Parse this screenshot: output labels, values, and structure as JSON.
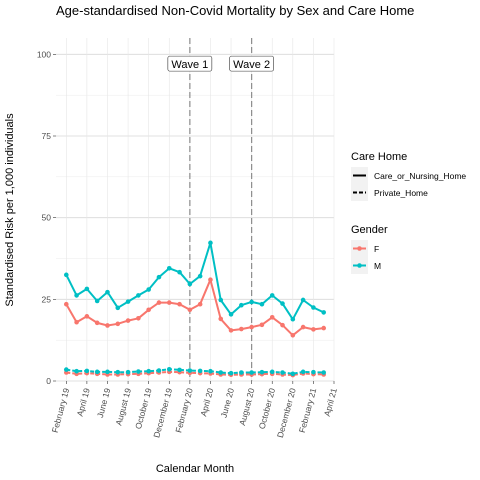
{
  "chart_data": {
    "type": "line",
    "title": "Age-standardised Non-Covid Mortality by Sex and Care Home",
    "xlabel": "Calendar Month",
    "ylabel": "Standardised Risk per 1,000 individuals",
    "ylim": [
      0,
      105
    ],
    "yticks": [
      0,
      25,
      50,
      75,
      100
    ],
    "x": [
      "2019-02",
      "2019-03",
      "2019-04",
      "2019-05",
      "2019-06",
      "2019-07",
      "2019-08",
      "2019-09",
      "2019-10",
      "2019-11",
      "2019-12",
      "2020-01",
      "2020-02",
      "2020-03",
      "2020-04",
      "2020-05",
      "2020-06",
      "2020-07",
      "2020-08",
      "2020-09",
      "2020-10",
      "2020-11",
      "2020-12",
      "2021-01",
      "2021-02",
      "2021-03"
    ],
    "xticks": [
      {
        "at": "2019-02",
        "label": "February 19"
      },
      {
        "at": "2019-04",
        "label": "April 19"
      },
      {
        "at": "2019-06",
        "label": "June 19"
      },
      {
        "at": "2019-08",
        "label": "August 19"
      },
      {
        "at": "2019-10",
        "label": "October 19"
      },
      {
        "at": "2019-12",
        "label": "December 19"
      },
      {
        "at": "2020-02",
        "label": "February 20"
      },
      {
        "at": "2020-04",
        "label": "April 20"
      },
      {
        "at": "2020-06",
        "label": "June 20"
      },
      {
        "at": "2020-08",
        "label": "August 20"
      },
      {
        "at": "2020-10",
        "label": "October 20"
      },
      {
        "at": "2020-12",
        "label": "December 20"
      },
      {
        "at": "2021-02",
        "label": "February 21"
      },
      {
        "at": "2021-04",
        "label": "April 21"
      }
    ],
    "x_range": [
      "2019-01",
      "2021-04"
    ],
    "grid": true,
    "annotations": [
      {
        "x": "2020-02",
        "label": "Wave 1"
      },
      {
        "x": "2020-08",
        "label": "Wave 2"
      }
    ],
    "series": [
      {
        "gender": "F",
        "care_home": "Care_or_Nursing_Home",
        "color": "#F8766D",
        "linetype": "solid",
        "values": [
          23.5,
          18,
          19.8,
          17.8,
          17,
          17.5,
          18.5,
          19.2,
          21.8,
          24,
          24,
          23.5,
          21.8,
          23.5,
          31,
          19,
          15.5,
          15.9,
          16.5,
          17.2,
          19.5,
          17.1,
          14,
          16.5,
          15.8,
          16.2
        ]
      },
      {
        "gender": "M",
        "care_home": "Care_or_Nursing_Home",
        "color": "#00BFC4",
        "linetype": "solid",
        "values": [
          32.5,
          26.2,
          28.2,
          24.5,
          27.2,
          22.4,
          24.3,
          26.2,
          28,
          31.8,
          34.5,
          33.3,
          29.7,
          32.1,
          42.3,
          24.8,
          20.4,
          23.2,
          24.2,
          23.5,
          26.2,
          23.7,
          18.9,
          24.8,
          22.5,
          21
        ]
      },
      {
        "gender": "F",
        "care_home": "Private_Home",
        "color": "#F8766D",
        "linetype": "dashed",
        "values": [
          2.6,
          2.2,
          2.4,
          2.2,
          2.0,
          2.0,
          2.1,
          2.2,
          2.4,
          2.6,
          2.8,
          2.7,
          2.5,
          2.4,
          2.3,
          2.0,
          1.9,
          2.0,
          2.0,
          2.1,
          2.2,
          2.0,
          1.8,
          2.3,
          2.1,
          2.0
        ]
      },
      {
        "gender": "M",
        "care_home": "Private_Home",
        "color": "#00BFC4",
        "linetype": "dashed",
        "values": [
          3.5,
          3.0,
          3.1,
          2.8,
          2.8,
          2.7,
          2.7,
          2.9,
          3.0,
          3.2,
          3.6,
          3.4,
          3.2,
          3.1,
          3.0,
          2.6,
          2.4,
          2.6,
          2.6,
          2.7,
          2.8,
          2.6,
          2.2,
          2.8,
          2.7,
          2.6
        ]
      }
    ],
    "legend": {
      "position": "right",
      "care_home": {
        "title": "Care Home",
        "items": [
          {
            "label": "Care_or_Nursing_Home",
            "linetype": "solid"
          },
          {
            "label": "Private_Home",
            "linetype": "dashed"
          }
        ]
      },
      "gender": {
        "title": "Gender",
        "items": [
          {
            "label": "F",
            "color": "#F8766D"
          },
          {
            "label": "M",
            "color": "#00BFC4"
          }
        ]
      }
    }
  }
}
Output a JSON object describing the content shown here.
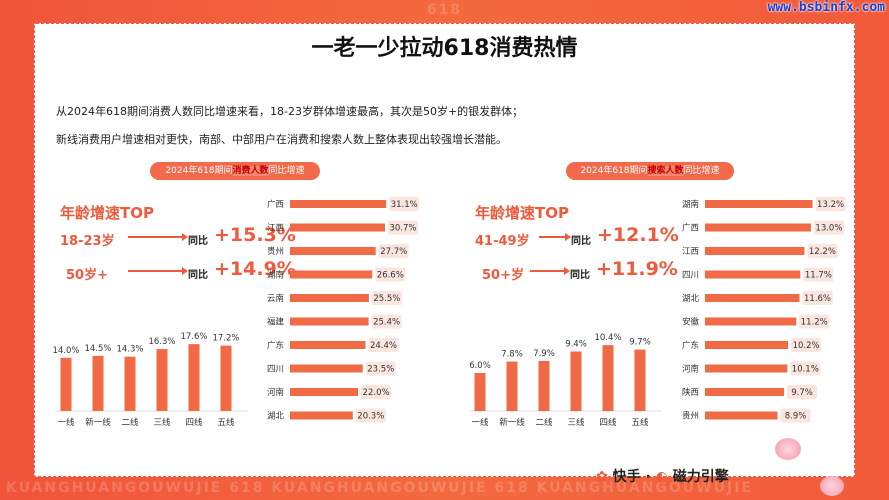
{
  "watermark_top": "618",
  "watermark_bottom": "KUANGHUANGOUWUJIE   618   KUANGHUANGOUWUJIE   618   KUANGHUANGOUWUJIE",
  "site_url": "www.bsbinfx.com",
  "title": "一老一少拉动618消费热情",
  "desc_line1": "从2024年618期间消费人数同比增速来看，18-23岁群体增速最高，其次是50岁+的银发群体；",
  "desc_line2": "新线消费用户增速相对更快，南部、中部用户在消费和搜索人数上整体表现出较强增长潜能。",
  "left_panel": {
    "pill_prefix": "2024年618期间",
    "pill_highlight": "消费人数",
    "pill_suffix": "同比增速",
    "age_title": "年龄增速TOP",
    "age_rows": [
      {
        "label": "18-23岁",
        "yoy": "同比",
        "value": "+15.3%"
      },
      {
        "label": "50岁+",
        "yoy": "同比",
        "value": "+14.9%"
      }
    ]
  },
  "right_panel": {
    "pill_prefix": "2024年618期间",
    "pill_highlight": "搜索人数",
    "pill_suffix": "同比增速",
    "age_title": "年龄增速TOP",
    "age_rows": [
      {
        "label": "41-49岁",
        "yoy": "同比",
        "value": "+12.1%"
      },
      {
        "label": "50+岁",
        "yoy": "同比",
        "value": "+11.9%"
      }
    ]
  },
  "footer": {
    "brand1": "快手",
    "separator": "·",
    "brand2": "磁力引擎"
  },
  "colors": {
    "accent": "#f05a3c",
    "bar": "#f06a45",
    "bg": "#f36a3f"
  },
  "chart_data": [
    {
      "type": "bar",
      "categories": [
        "一线",
        "新一线",
        "二线",
        "三线",
        "四线",
        "五线"
      ],
      "values": [
        14.0,
        14.5,
        14.3,
        16.3,
        17.6,
        17.2
      ],
      "labels": [
        "14.0%",
        "14.5%",
        "14.3%",
        "16.3%",
        "17.6%",
        "17.2%"
      ],
      "ylim": [
        0,
        20
      ]
    },
    {
      "type": "bar",
      "orientation": "horizontal",
      "categories": [
        "广西",
        "江西",
        "贵州",
        "湖南",
        "云南",
        "福建",
        "广东",
        "四川",
        "河南",
        "湖北"
      ],
      "values": [
        31.1,
        30.7,
        27.7,
        26.6,
        25.5,
        25.4,
        24.4,
        23.5,
        22.0,
        20.3
      ],
      "labels": [
        "31.1%",
        "30.7%",
        "27.7%",
        "26.6%",
        "25.5%",
        "25.4%",
        "24.4%",
        "23.5%",
        "22.0%",
        "20.3%"
      ],
      "xlim": [
        0,
        32
      ]
    },
    {
      "type": "bar",
      "categories": [
        "一线",
        "新一线",
        "二线",
        "三线",
        "四线",
        "五线"
      ],
      "values": [
        6.0,
        7.8,
        7.9,
        9.4,
        10.4,
        9.7
      ],
      "labels": [
        "6.0%",
        "7.8%",
        "7.9%",
        "9.4%",
        "10.4%",
        "9.7%"
      ],
      "ylim": [
        0,
        12
      ]
    },
    {
      "type": "bar",
      "orientation": "horizontal",
      "categories": [
        "湖南",
        "广西",
        "江西",
        "四川",
        "湖北",
        "安徽",
        "广东",
        "河南",
        "陕西",
        "贵州"
      ],
      "values": [
        13.2,
        13.0,
        12.2,
        11.7,
        11.6,
        11.2,
        10.2,
        10.1,
        9.7,
        8.9
      ],
      "labels": [
        "13.2%",
        "13.0%",
        "12.2%",
        "11.7%",
        "11.6%",
        "11.2%",
        "10.2%",
        "10.1%",
        "9.7%",
        "8.9%"
      ],
      "xlim": [
        0,
        13.5
      ]
    }
  ]
}
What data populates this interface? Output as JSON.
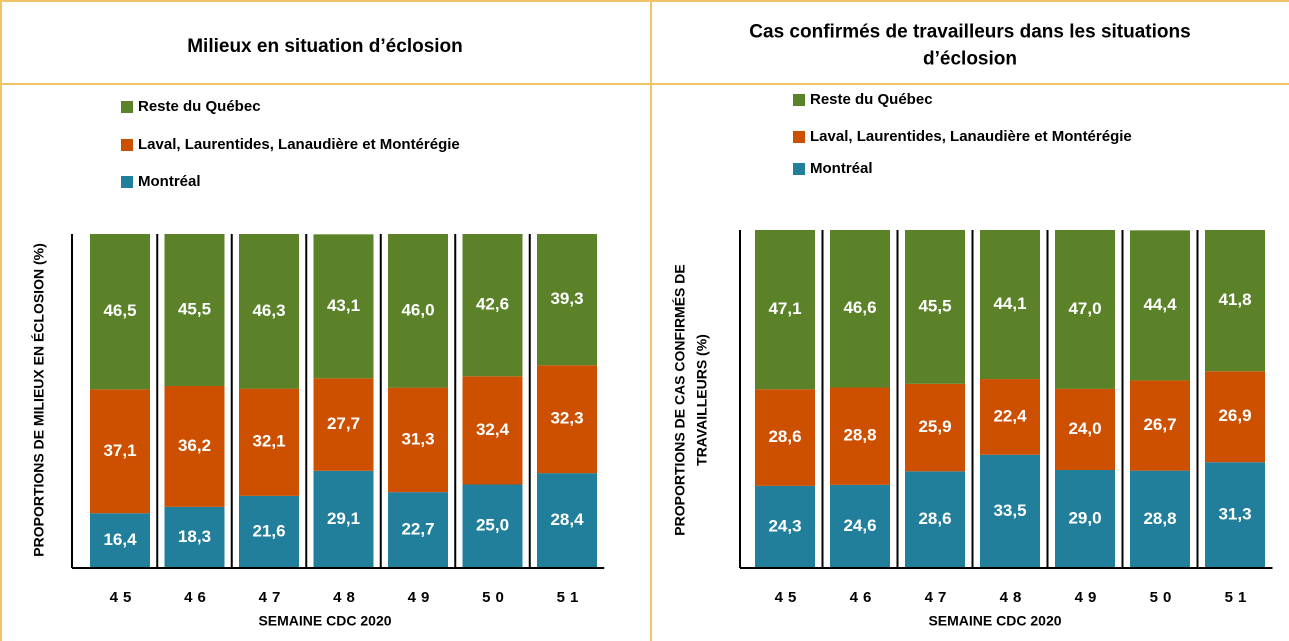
{
  "chart_data": [
    {
      "type": "bar",
      "stacked": true,
      "title": "Milieux en situation d’éclosion",
      "ylabel": "PROPORTIONS DE MILIEUX EN ÉCLOSION (%)",
      "xlabel": "SEMAINE CDC 2020",
      "categories": [
        "45",
        "46",
        "47",
        "48",
        "49",
        "50",
        "51"
      ],
      "ylim": [
        0,
        100
      ],
      "series": [
        {
          "name": "Montréal",
          "color": "#217f9c",
          "values": [
            16.4,
            18.3,
            21.6,
            29.1,
            22.7,
            25.0,
            28.4
          ],
          "value_labels": [
            "16,4",
            "18,3",
            "21,6",
            "29,1",
            "22,7",
            "25,0",
            "28,4"
          ]
        },
        {
          "name": "Laval, Laurentides, Lanaudière et Montérégie",
          "color": "#cc5000",
          "values": [
            37.1,
            36.2,
            32.1,
            27.7,
            31.3,
            32.4,
            32.3
          ],
          "value_labels": [
            "37,1",
            "36,2",
            "32,1",
            "27,7",
            "31,3",
            "32,4",
            "32,3"
          ]
        },
        {
          "name": "Reste du Québec",
          "color": "#5b8228",
          "values": [
            46.5,
            45.5,
            46.3,
            43.1,
            46.0,
            42.6,
            39.3
          ],
          "value_labels": [
            "46,5",
            "45,5",
            "46,3",
            "43,1",
            "46,0",
            "42,6",
            "39,3"
          ]
        }
      ]
    },
    {
      "type": "bar",
      "stacked": true,
      "title": [
        "Cas confirmés de travailleurs dans les situations",
        "d’éclosion"
      ],
      "ylabel": [
        "PROPORTIONS DE CAS CONFIRMÉS DE",
        "TRAVAILLEURS (%)"
      ],
      "xlabel": "SEMAINE CDC 2020",
      "categories": [
        "45",
        "46",
        "47",
        "48",
        "49",
        "50",
        "51"
      ],
      "ylim": [
        0,
        100
      ],
      "series": [
        {
          "name": "Montréal",
          "color": "#217f9c",
          "values": [
            24.3,
            24.6,
            28.6,
            33.5,
            29.0,
            28.8,
            31.3
          ],
          "value_labels": [
            "24,3",
            "24,6",
            "28,6",
            "33,5",
            "29,0",
            "28,8",
            "31,3"
          ]
        },
        {
          "name": "Laval, Laurentides, Lanaudière et Montérégie",
          "color": "#cc5000",
          "values": [
            28.6,
            28.8,
            25.9,
            22.4,
            24.0,
            26.7,
            26.9
          ],
          "value_labels": [
            "28,6",
            "28,8",
            "25,9",
            "22,4",
            "24,0",
            "26,7",
            "26,9"
          ]
        },
        {
          "name": "Reste du Québec",
          "color": "#5b8228",
          "values": [
            47.1,
            46.6,
            45.5,
            44.1,
            47.0,
            44.4,
            41.8
          ],
          "value_labels": [
            "47,1",
            "46,6",
            "45,5",
            "44,1",
            "47,0",
            "44,4",
            "41,8"
          ]
        }
      ]
    }
  ]
}
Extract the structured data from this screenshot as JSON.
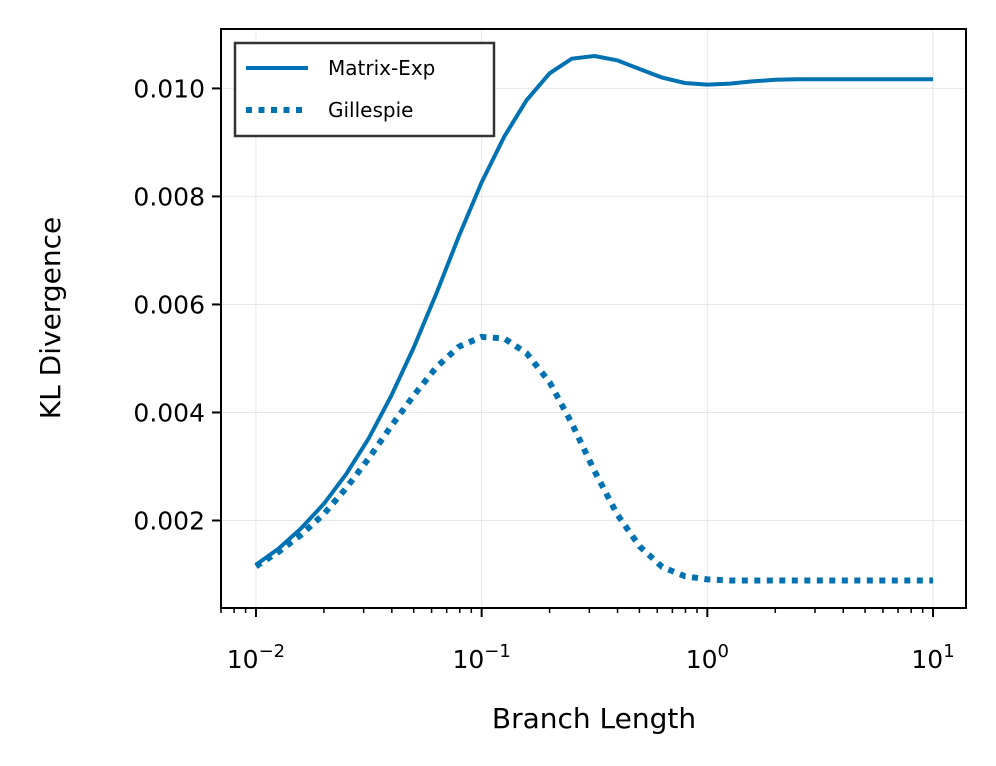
{
  "chart_data": {
    "type": "line",
    "title": "",
    "xlabel": "Branch Length",
    "ylabel": "KL Divergence",
    "xscale": "log",
    "xlim": [
      0.007,
      14
    ],
    "ylim": [
      0.00038,
      0.0111
    ],
    "grid": true,
    "legend_position": "top-left",
    "x_ticks": [
      {
        "value": 0.01,
        "base": "10",
        "exp": "−2"
      },
      {
        "value": 0.1,
        "base": "10",
        "exp": "−1"
      },
      {
        "value": 1,
        "base": "10",
        "exp": "0"
      },
      {
        "value": 10,
        "base": "10",
        "exp": "1"
      }
    ],
    "y_ticks": [
      {
        "value": 0.002,
        "label": "0.002"
      },
      {
        "value": 0.004,
        "label": "0.004"
      },
      {
        "value": 0.006,
        "label": "0.006"
      },
      {
        "value": 0.008,
        "label": "0.008"
      },
      {
        "value": 0.01,
        "label": "0.010"
      }
    ],
    "series": [
      {
        "name": "Matrix-Exp",
        "style": "solid",
        "color": "#0072b2",
        "x": [
          0.01,
          0.0126,
          0.0158,
          0.02,
          0.0251,
          0.0316,
          0.0398,
          0.0501,
          0.0631,
          0.0794,
          0.1,
          0.126,
          0.158,
          0.2,
          0.251,
          0.316,
          0.398,
          0.501,
          0.631,
          0.794,
          1.0,
          1.26,
          1.58,
          2.0,
          2.51,
          3.16,
          3.98,
          5.01,
          6.31,
          7.94,
          10.0
        ],
        "y": [
          0.00118,
          0.00148,
          0.00185,
          0.00231,
          0.00286,
          0.00352,
          0.00431,
          0.00521,
          0.00621,
          0.00727,
          0.00826,
          0.00911,
          0.00978,
          0.01028,
          0.01055,
          0.0106,
          0.01052,
          0.01036,
          0.0102,
          0.0101,
          0.01007,
          0.01009,
          0.01013,
          0.01016,
          0.01017,
          0.01017,
          0.01017,
          0.01017,
          0.01017,
          0.01017,
          0.01017
        ]
      },
      {
        "name": "Gillespie",
        "style": "dotted",
        "color": "#0072b2",
        "x": [
          0.01,
          0.0126,
          0.0158,
          0.02,
          0.0251,
          0.0316,
          0.0398,
          0.0501,
          0.0631,
          0.0794,
          0.1,
          0.126,
          0.158,
          0.2,
          0.251,
          0.316,
          0.398,
          0.501,
          0.631,
          0.794,
          1.0,
          1.26,
          1.58,
          2.0,
          2.51,
          3.16,
          3.98,
          5.01,
          6.31,
          7.94,
          10.0
        ],
        "y": [
          0.00115,
          0.00142,
          0.00173,
          0.00212,
          0.0026,
          0.00315,
          0.00375,
          0.00432,
          0.00484,
          0.00522,
          0.0054,
          0.00537,
          0.0051,
          0.00456,
          0.0038,
          0.00292,
          0.00212,
          0.00152,
          0.00114,
          0.00097,
          0.00091,
          0.00089,
          0.00089,
          0.00089,
          0.00089,
          0.00089,
          0.00089,
          0.00089,
          0.00089,
          0.00089,
          0.00089
        ]
      }
    ]
  }
}
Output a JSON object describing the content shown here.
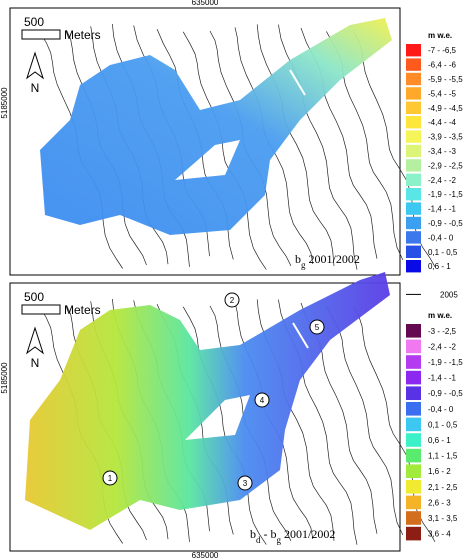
{
  "panels": [
    {
      "axis_label_top": "635000",
      "axis_label_left": "5185000",
      "scale_value": "500",
      "scale_unit": "Meters",
      "north": "N",
      "caption": [
        {
          "text": "b"
        },
        {
          "text": "g",
          "sub": true
        },
        {
          "text": " 2001/2002"
        }
      ],
      "legend": {
        "title": "m w.e.",
        "items": [
          {
            "label": "-7 - -6,5",
            "color": "#ff1a1a"
          },
          {
            "label": "-6,4 - -6",
            "color": "#ff5a1e"
          },
          {
            "label": "-5,9 - -5,5",
            "color": "#ff8c28"
          },
          {
            "label": "-5,4 - -5",
            "color": "#ffa82a"
          },
          {
            "label": "-4,9 - -4,5",
            "color": "#ffc832"
          },
          {
            "label": "-4,4 - -4",
            "color": "#ffe63c"
          },
          {
            "label": "-3,9 - -3,5",
            "color": "#f5f55a"
          },
          {
            "label": "-3,4 - -3",
            "color": "#dcf578"
          },
          {
            "label": "-2,9 - -2,5",
            "color": "#b4f0a0"
          },
          {
            "label": "-2,4 - -2",
            "color": "#8cf0c8"
          },
          {
            "label": "-1,9 - -1,5",
            "color": "#5ae6e6"
          },
          {
            "label": "-1,4 - -1",
            "color": "#3cc8f0"
          },
          {
            "label": "-0,9 - -0,5",
            "color": "#3ca0f0"
          },
          {
            "label": "-0,4 - 0",
            "color": "#3c78eb"
          },
          {
            "label": "0,1 - 0,5",
            "color": "#2850e6"
          },
          {
            "label": "0,6 - 1",
            "color": "#0a0ae6"
          }
        ],
        "line_label": "2005"
      }
    },
    {
      "axis_label_bottom": "635000",
      "axis_label_left": "5185000",
      "scale_value": "500",
      "scale_unit": "Meters",
      "north": "N",
      "caption": [
        {
          "text": "b"
        },
        {
          "text": "d",
          "sub": true
        },
        {
          "text": " - b"
        },
        {
          "text": "g",
          "sub": true
        },
        {
          "text": " 2001/2002"
        }
      ],
      "markers": [
        "1",
        "2",
        "3",
        "4",
        "5"
      ],
      "legend": {
        "title": "m w.e.",
        "items": [
          {
            "label": "-3 - -2,5",
            "color": "#640a50"
          },
          {
            "label": "-2,4 - -2",
            "color": "#f078f0"
          },
          {
            "label": "-1,9 - -1,5",
            "color": "#b43cf0"
          },
          {
            "label": "-1,4 - -1",
            "color": "#8c28f0"
          },
          {
            "label": "-0,9 - -0,5",
            "color": "#5a32e6"
          },
          {
            "label": "-0,4 - 0",
            "color": "#3c6ef0"
          },
          {
            "label": "0,1 - 0,5",
            "color": "#3cc8f0"
          },
          {
            "label": "0,6 - 1",
            "color": "#3cf0c8"
          },
          {
            "label": "1,1 - 1,5",
            "color": "#5aeb6e"
          },
          {
            "label": "1,6 - 2",
            "color": "#a0eb3c"
          },
          {
            "label": "2,1 - 2,5",
            "color": "#f0eb32"
          },
          {
            "label": "2,6 - 3",
            "color": "#f5b428"
          },
          {
            "label": "3,1 - 3,5",
            "color": "#d26e1e"
          },
          {
            "label": "3,6 - 4",
            "color": "#8c1e14"
          }
        ]
      }
    }
  ]
}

▶ SET EXERCISE
Gather from the records above every line containing the string "PROPORTIONS".

▶ TASK SOLUTION
      "ylabel": "PROPORTIONS DE MILIEUX EN ÉCLOSION (%)",
        "PROPORTIONS DE CAS CONFIRMÉS DE",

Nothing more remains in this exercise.